# [Task brief]
Reproduce every line of the records below without any change, leaving out the pictures.

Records
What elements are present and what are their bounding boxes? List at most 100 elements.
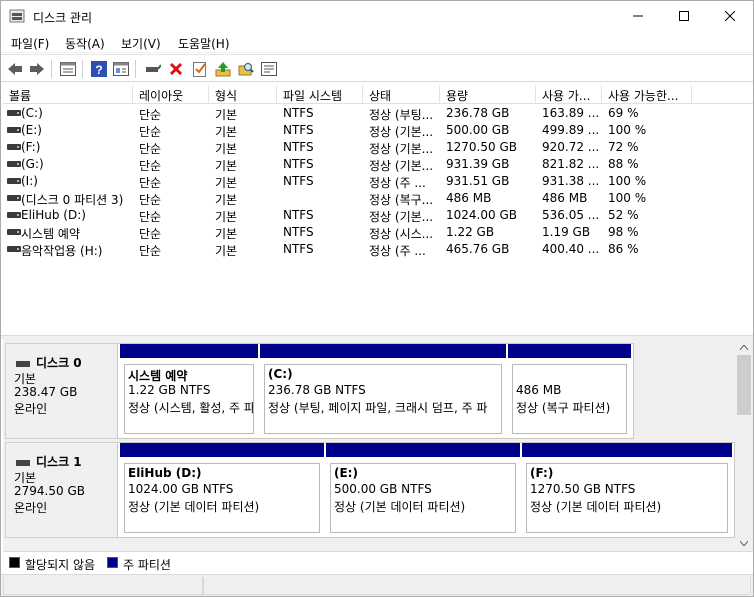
cell-percent-free: 52 %	[608, 208, 639, 222]
cell-status: 정상 (기본...	[369, 159, 434, 173]
table-row[interactable]: (디스크 0 파티션 3) 단순 기본 정상 (복구... 486 MB 486 MB 10…	[3, 190, 753, 207]
table-row[interactable]: (I:) 단순 기본 NTFS 정상 (주 ... 931.51 GB 931.38 ...…	[3, 173, 753, 190]
column-header-status[interactable]: 상태	[363, 85, 440, 104]
rescan-icon	[261, 62, 277, 76]
partition-info: 시스템 예약 1.22 GB NTFS 정상 (시스템, 활성, 주 파	[124, 364, 254, 434]
cell-type: 기본	[215, 159, 238, 173]
close-button[interactable]	[707, 1, 753, 31]
partition-d[interactable]: EliHub (D:) 1024.00 GB NTFS 정상 (기본 데이터 파…	[120, 443, 324, 537]
volume-icon	[7, 161, 21, 167]
disk-1-label[interactable]: 디스크 1 기본 2794.50 GB 온라인	[5, 442, 117, 538]
cell-free-space: 1.19 GB	[542, 225, 591, 239]
check-properties-button[interactable]	[190, 59, 210, 79]
partition-recovery[interactable]: 486 MB 정상 (복구 파티션)	[508, 344, 631, 438]
cell-capacity: 931.51 GB	[446, 174, 510, 188]
scroll-up-button[interactable]	[735, 339, 753, 355]
table-row[interactable]: (G:) 단순 기본 NTFS 정상 (기본... 931.39 GB 821.82 ...…	[3, 156, 753, 173]
cell-filesystem: NTFS	[283, 106, 314, 120]
cell-filesystem: NTFS	[283, 208, 314, 222]
cell-capacity: 465.76 GB	[446, 242, 510, 256]
cell-volume: (디스크 0 파티션 3)	[21, 193, 124, 207]
table-row[interactable]: 음악작업용 (H:) 단순 기본 NTFS 정상 (주 ... 465.76 GB 400.…	[3, 241, 753, 258]
maximize-button[interactable]	[661, 1, 707, 31]
disk-0-label[interactable]: 디스크 0 기본 238.47 GB 온라인	[5, 343, 117, 439]
partition-status: 정상 (기본 데이터 파티션)	[530, 500, 662, 514]
help-button[interactable]: ?	[89, 59, 109, 79]
cell-capacity: 1270.50 GB	[446, 140, 517, 154]
back-button[interactable]	[5, 59, 25, 79]
column-header-filesystem[interactable]: 파일 시스템	[277, 85, 363, 104]
chevron-up-icon	[740, 344, 748, 350]
cell-layout: 단순	[139, 176, 162, 190]
disk-pane-scrollbar[interactable]	[735, 339, 753, 551]
scroll-down-button[interactable]	[735, 535, 753, 551]
cell-filesystem: NTFS	[283, 157, 314, 171]
toolbar-separator	[51, 60, 52, 78]
minimize-button[interactable]	[615, 1, 661, 31]
primary-partition-bar	[326, 443, 520, 457]
table-row[interactable]: EliHub (D:) 단순 기본 NTFS 정상 (기본... 1024.00 GB 53…	[3, 207, 753, 224]
cell-volume: (F:)	[21, 140, 41, 154]
connect-drive-button[interactable]	[143, 59, 163, 79]
column-header-volume[interactable]: 볼륨	[3, 85, 133, 104]
cell-layout: 단순	[139, 227, 162, 241]
import-up-button[interactable]	[213, 59, 233, 79]
status-cell	[203, 577, 751, 595]
column-header-capacity[interactable]: 용량	[440, 85, 536, 104]
menu-file[interactable]: 파일(F)	[11, 35, 49, 52]
partition-size: 486 MB	[516, 383, 562, 397]
rescan-button[interactable]	[259, 59, 279, 79]
disk-icon	[16, 360, 30, 367]
cell-capacity: 500.00 GB	[446, 123, 510, 137]
partition-f[interactable]: (F:) 1270.50 GB NTFS 정상 (기본 데이터 파티션)	[522, 443, 732, 537]
scroll-thumb[interactable]	[737, 355, 751, 415]
primary-partition-bar	[120, 443, 324, 457]
delete-button[interactable]	[166, 59, 186, 79]
table-row[interactable]: (C:) 단순 기본 NTFS 정상 (부팅... 236.78 GB 163.89 ...…	[3, 105, 753, 122]
partition-size: 500.00 GB NTFS	[334, 482, 432, 496]
cell-status: 정상 (주 ...	[369, 176, 426, 190]
partition-status: 정상 (기본 데이터 파티션)	[334, 500, 466, 514]
disk-0-name: 디스크 0	[16, 354, 82, 371]
partition-status: 정상 (복구 파티션)	[516, 401, 611, 415]
column-header-percent-free[interactable]: 사용 가능한...	[602, 85, 692, 104]
partition-size: 1024.00 GB NTFS	[128, 482, 234, 496]
cell-volume: (E:)	[21, 123, 42, 137]
cell-percent-free: 72 %	[608, 140, 639, 154]
menu-help[interactable]: 도움말(H)	[178, 35, 230, 52]
table-row[interactable]: (E:) 단순 기본 NTFS 정상 (기본... 500.00 GB 499.89 ...…	[3, 122, 753, 139]
partition-name	[516, 367, 626, 383]
volume-list: 볼륨 레이아웃 형식 파일 시스템 상태 용량 사용 가... 사용 가능한..…	[3, 85, 753, 335]
svg-text:?: ?	[95, 63, 102, 77]
menu-action[interactable]: 동작(A)	[65, 35, 105, 52]
partition-info: (E:) 500.00 GB NTFS 정상 (기본 데이터 파티션)	[330, 463, 516, 533]
menu-view[interactable]: 보기(V)	[121, 35, 161, 52]
toolbar-separator	[135, 60, 136, 78]
column-header-layout[interactable]: 레이아웃	[133, 85, 209, 104]
partition-c[interactable]: (C:) 236.78 GB NTFS 정상 (부팅, 페이지 파일, 크래시 …	[260, 344, 506, 438]
disk-management-app-icon	[9, 9, 25, 23]
search-folder-button[interactable]	[236, 59, 256, 79]
cell-free-space: 920.72 ...	[542, 140, 600, 154]
column-header-type[interactable]: 형식	[209, 85, 277, 104]
partition-e[interactable]: (E:) 500.00 GB NTFS 정상 (기본 데이터 파티션)	[326, 443, 520, 537]
cell-percent-free: 100 %	[608, 191, 647, 205]
disk-0-size: 238.47 GB	[14, 385, 78, 399]
table-row[interactable]: (F:) 단순 기본 NTFS 정상 (기본... 1270.50 GB 920.72 ..…	[3, 139, 753, 156]
partition-system-reserved[interactable]: 시스템 예약 1.22 GB NTFS 정상 (시스템, 활성, 주 파	[120, 344, 258, 438]
table-row[interactable]: 시스템 예약 단순 기본 NTFS 정상 (시스... 1.22 GB 1.19 GB 98 …	[3, 224, 753, 241]
legend-primary-swatch	[107, 557, 118, 568]
cell-status: 정상 (기본...	[369, 125, 434, 139]
cell-percent-free: 100 %	[608, 123, 647, 137]
cell-capacity: 486 MB	[446, 191, 492, 205]
column-header-free-space[interactable]: 사용 가...	[536, 85, 602, 104]
cell-percent-free: 86 %	[608, 242, 639, 256]
console-tree-button[interactable]	[111, 59, 131, 79]
cell-type: 기본	[215, 210, 238, 224]
properties-list-button[interactable]	[58, 59, 78, 79]
forward-button[interactable]	[27, 59, 47, 79]
cell-type: 기본	[215, 142, 238, 156]
volume-icon	[7, 127, 21, 133]
window-title: 디스크 관리	[33, 11, 93, 25]
cell-percent-free: 100 %	[608, 174, 647, 188]
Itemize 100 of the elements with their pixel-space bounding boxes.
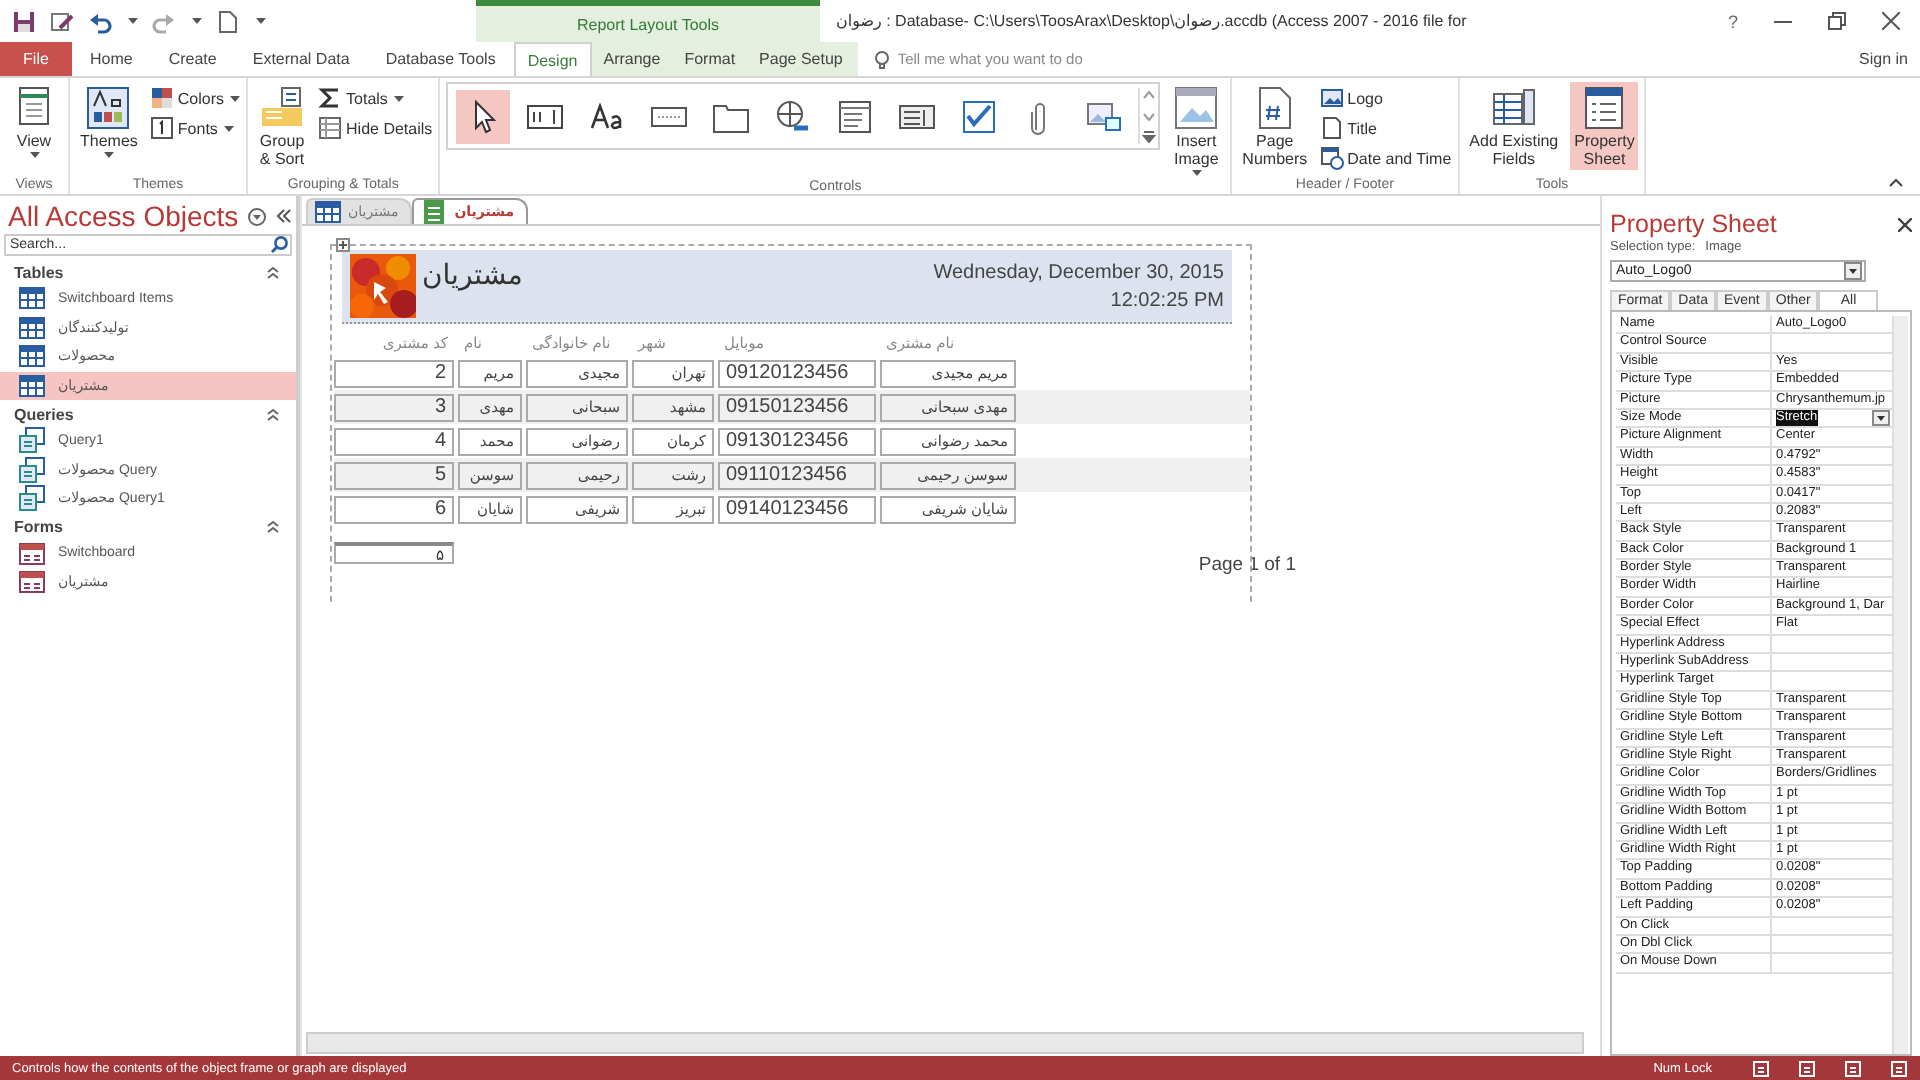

# [Result]
What elements are present and what are their bounding boxes? List at most 100 elements.
cell-percent-free: 52 %	[608, 208, 639, 222]
cell-status: 정상 (기본...	[369, 159, 434, 173]
table-row[interactable]: (디스크 0 파티션 3) 단순 기본 정상 (복구... 486 MB 486 MB 10…	[3, 190, 753, 207]
table-row[interactable]: (I:) 단순 기본 NTFS 정상 (주 ... 931.51 GB 931.38 ...…	[3, 173, 753, 190]
column-header-status[interactable]: 상태	[363, 85, 440, 104]
rescan-icon	[261, 62, 277, 76]
partition-info: 시스템 예약 1.22 GB NTFS 정상 (시스템, 활성, 주 파	[124, 364, 254, 434]
cell-type: 기본	[215, 159, 238, 173]
close-button[interactable]	[707, 1, 753, 31]
partition-d[interactable]: EliHub (D:) 1024.00 GB NTFS 정상 (기본 데이터 파…	[120, 443, 324, 537]
volume-icon	[7, 161, 21, 167]
disk-1-label[interactable]: 디스크 1 기본 2794.50 GB 온라인	[5, 442, 117, 538]
cell-free-space: 1.19 GB	[542, 225, 591, 239]
check-properties-button[interactable]	[190, 59, 210, 79]
partition-recovery[interactable]: 486 MB 정상 (복구 파티션)	[508, 344, 631, 438]
cell-capacity: 931.51 GB	[446, 174, 510, 188]
scroll-up-button[interactable]	[735, 339, 753, 355]
table-row[interactable]: (G:) 단순 기본 NTFS 정상 (기본... 931.39 GB 821.82 ...…	[3, 156, 753, 173]
cell-filesystem: NTFS	[283, 106, 314, 120]
cell-filesystem: NTFS	[283, 208, 314, 222]
cell-capacity: 465.76 GB	[446, 242, 510, 256]
cell-volume: (디스크 0 파티션 3)	[21, 193, 124, 207]
table-row[interactable]: 음악작업용 (H:) 단순 기본 NTFS 정상 (주 ... 465.76 GB 400.…	[3, 241, 753, 258]
maximize-button[interactable]	[661, 1, 707, 31]
disk-0-label[interactable]: 디스크 0 기본 238.47 GB 온라인	[5, 343, 117, 439]
partition-status: 정상 (기본 데이터 파티션)	[530, 500, 662, 514]
help-button[interactable]: ?	[89, 59, 109, 79]
cell-capacity: 1270.50 GB	[446, 140, 517, 154]
back-button[interactable]	[5, 59, 25, 79]
column-header-filesystem[interactable]: 파일 시스템	[277, 85, 363, 104]
chevron-up-icon	[740, 344, 748, 350]
cell-layout: 단순	[139, 176, 162, 190]
disk-pane-scrollbar[interactable]	[735, 339, 753, 551]
scroll-down-button[interactable]	[735, 535, 753, 551]
cell-filesystem: NTFS	[283, 157, 314, 171]
toolbar-separator	[51, 60, 52, 78]
minimize-button[interactable]	[615, 1, 661, 31]
primary-partition-bar	[326, 443, 520, 457]
table-row[interactable]: EliHub (D:) 단순 기본 NTFS 정상 (기본... 1024.00 GB 53…	[3, 207, 753, 224]
cell-volume: (F:)	[21, 140, 41, 154]
connect-drive-button[interactable]	[143, 59, 163, 79]
column-header-volume[interactable]: 볼륨	[3, 85, 133, 104]
cell-layout: 단순	[139, 227, 162, 241]
import-up-button[interactable]	[213, 59, 233, 79]
status-cell	[203, 577, 751, 595]
column-header-capacity[interactable]: 용량	[440, 85, 536, 104]
menu-file[interactable]: 파일(F)	[11, 35, 49, 52]
partition-size: 486 MB	[516, 383, 562, 397]
rescan-button[interactable]	[259, 59, 279, 79]
disk-icon	[16, 360, 30, 367]
cell-capacity: 500.00 GB	[446, 123, 510, 137]
partition-f[interactable]: (F:) 1270.50 GB NTFS 정상 (기본 데이터 파티션)	[522, 443, 732, 537]
scroll-thumb[interactable]	[737, 355, 751, 415]
primary-partition-bar	[120, 443, 324, 457]
delete-button[interactable]	[166, 59, 186, 79]
table-row[interactable]: (C:) 단순 기본 NTFS 정상 (부팅... 236.78 GB 163.89 ...…	[3, 105, 753, 122]
partition-size: 500.00 GB NTFS	[334, 482, 432, 496]
cell-status: 정상 (주 ...	[369, 176, 426, 190]
partition-status: 정상 (기본 데이터 파티션)	[334, 500, 466, 514]
disk-0-name: 디스크 0	[16, 354, 82, 371]
partition-status: 정상 (복구 파티션)	[516, 401, 611, 415]
column-header-percent-free[interactable]: 사용 가능한...	[602, 85, 692, 104]
partition-size: 1024.00 GB NTFS	[128, 482, 234, 496]
cell-volume: (E:)	[21, 123, 42, 137]
cell-percent-free: 72 %	[608, 140, 639, 154]
menu-help[interactable]: 도움말(H)	[178, 35, 230, 52]
table-row[interactable]: (E:) 단순 기본 NTFS 정상 (기본... 500.00 GB 499.89 ...…	[3, 122, 753, 139]
partition-name	[516, 367, 626, 383]
volume-list: 볼륨 레이아웃 형식 파일 시스템 상태 용량 사용 가... 사용 가능한..…	[3, 85, 753, 335]
svg-text:?: ?	[95, 63, 102, 77]
menu-action[interactable]: 동작(A)	[65, 35, 105, 52]
partition-info: (E:) 500.00 GB NTFS 정상 (기본 데이터 파티션)	[330, 463, 516, 533]
menu-view[interactable]: 보기(V)	[121, 35, 161, 52]
toolbar-separator	[135, 60, 136, 78]
column-header-layout[interactable]: 레이아웃	[133, 85, 209, 104]
partition-c[interactable]: (C:) 236.78 GB NTFS 정상 (부팅, 페이지 파일, 크래시 …	[260, 344, 506, 438]
disk-management-app-icon	[9, 9, 25, 23]
search-folder-button[interactable]	[236, 59, 256, 79]
cell-free-space: 920.72 ...	[542, 140, 600, 154]
column-header-type[interactable]: 형식	[209, 85, 277, 104]
partition-e[interactable]: (E:) 500.00 GB NTFS 정상 (기본 데이터 파티션)	[326, 443, 520, 537]
cell-percent-free: 100 %	[608, 191, 647, 205]
disk-0-size: 238.47 GB	[14, 385, 78, 399]
table-row[interactable]: (F:) 단순 기본 NTFS 정상 (기본... 1270.50 GB 920.72 ..…	[3, 139, 753, 156]
partition-system-reserved[interactable]: 시스템 예약 1.22 GB NTFS 정상 (시스템, 활성, 주 파	[120, 344, 258, 438]
table-row[interactable]: 시스템 예약 단순 기본 NTFS 정상 (시스... 1.22 GB 1.19 GB 98 …	[3, 224, 753, 241]
legend-primary-swatch	[107, 557, 118, 568]
cell-status: 정상 (기본...	[369, 125, 434, 139]
cell-percent-free: 100 %	[608, 123, 647, 137]
cell-capacity: 486 MB	[446, 191, 492, 205]
column-header-free-space[interactable]: 사용 가...	[536, 85, 602, 104]
cell-percent-free: 86 %	[608, 242, 639, 256]
console-tree-button[interactable]	[111, 59, 131, 79]
cell-type: 기본	[215, 210, 238, 224]
properties-list-button[interactable]	[58, 59, 78, 79]
forward-button[interactable]	[27, 59, 47, 79]
cell-type: 기본	[215, 142, 238, 156]
volume-icon	[7, 127, 21, 133]
window-title: 디스크 관리	[33, 11, 93, 25]
cell-percent-free: 100 %	[608, 174, 647, 188]
Itemize 100 of the elements with their pixel-space bounding boxes.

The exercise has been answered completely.